Your success lies in doing day by day.
Your upward reach will come from working well and carefully.
Good work done little by little becomes great work.
The house of success is built brick by brick.
Adopt the pace of nature. The secret is patience.
A bottle fills drop by drop.”
I offer the above in hopes that all players will recognize that, sooner or later, games get more difficult and the player reaches a level where the opponents are his/her equal. At this time several things occur:
First, the player’s elo bobs up and down within narrow limits,
Second, the player experiences more drawn games.
And, lastly, the player is taking as many losses as wins.
This point of growth is the plateau. This is a place where the player settles in and enjoys games with peers; with the hope that the experience will increase elo. In fact, it does. But only the right experience works, and, still, the gain is often agonizingly slow.
When a stronger player with experience enters a new chess environment, there are usually early wins. At first, the elo climbs quickly. Then the plateau occurs. The only way the player will move further upward is to improve his game, or play against lesser players. But, the elo system is designed to keep the player on a plateau by the differentiation in elo points won and lost depending on the strength of the opponent. Think of it as a thermostat. If your win ratio gets too high the elo system brings you back!

(Listings of boxed layout items)
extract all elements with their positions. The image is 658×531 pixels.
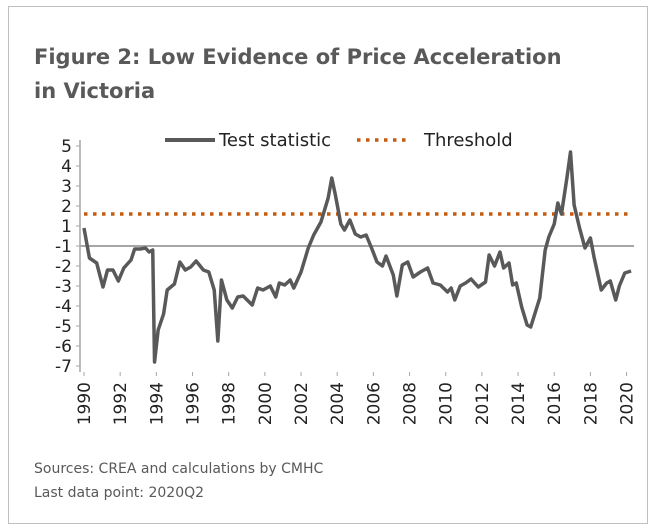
x-tick-label: 2014 [509, 382, 529, 425]
x-tick-label: 2016 [545, 382, 565, 425]
x-tick-label: 2020 [618, 382, 638, 425]
x-tick-label: 2004 [328, 382, 348, 425]
data-line [82, 150, 632, 364]
y-tick-label: -4 [55, 297, 72, 317]
legend-label: Threshold [423, 130, 513, 151]
y-tick-label: -7 [55, 357, 72, 377]
y-tick-label: 5 [61, 137, 72, 157]
source-note: Last data point: 2020Q2 [34, 485, 204, 501]
y-tick-label: -3 [55, 277, 72, 297]
x-tick-label: 2002 [292, 382, 312, 425]
frame [8, 6, 648, 524]
x-tick-label: 2000 [256, 382, 276, 425]
chart-title: in Victoria [34, 79, 155, 103]
y-tick-label: 3 [61, 177, 72, 197]
x-tick-label: 2006 [364, 382, 384, 425]
x-tick-label: 1992 [111, 382, 131, 425]
y-tick-label: -5 [55, 317, 72, 337]
x-tick-label: 1998 [220, 382, 240, 425]
y-tick-label: 2 [61, 197, 72, 217]
legend-label: Test statistic [218, 130, 331, 151]
y-tick-label: 1 [61, 217, 72, 237]
x-tick-label: 2018 [581, 382, 601, 425]
x-tick-label: 1996 [184, 382, 204, 425]
x-tick-label: 2010 [437, 382, 457, 425]
y-tick-label: 4 [61, 157, 72, 177]
y-tick-label: -2 [55, 257, 72, 277]
y-tick-label: -6 [55, 337, 72, 357]
x-tick-label: 2012 [473, 382, 493, 425]
x-tick-label: 1994 [147, 382, 167, 425]
y-tick-label: -1 [55, 237, 72, 257]
x-tick-label: 2008 [401, 382, 421, 425]
x-tick-label: 1990 [75, 382, 95, 425]
chart-title: Figure 2: Low Evidence of Price Accelera… [34, 45, 562, 69]
source-note: Sources: CREA and calculations by CMHC [34, 461, 323, 477]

— Written tasks —
1. Write out the chess passage word for word, starting at "The house of" and ending at "losses as wins.".
2. In the chess passage, what device is the elo system compared to?
3. List the things that the chess passage says occur when a player reaches the plateau.
These lines have no connection to the chess passage.

— Answer list —
1.
The house of success is built brick by brick.
Adopt the pace of nature. The secret is patience.
A bottle fills drop by drop.”
I offer the above in hopes that all players will recognize that, sooner or later, games get more difficult and the player reaches a level where the opponents are his/her equal. At this time several things occur:
First, the player’s elo bobs up and down within narrow limits,
Second, the player experiences more drawn games.
And, lastly, the player is taking as many losses as wins.

2. A thermostat.

3.
- The player's elo bobs up and down within narrow limits.
- The player experiences more drawn games.
- The player takes as many losses as wins.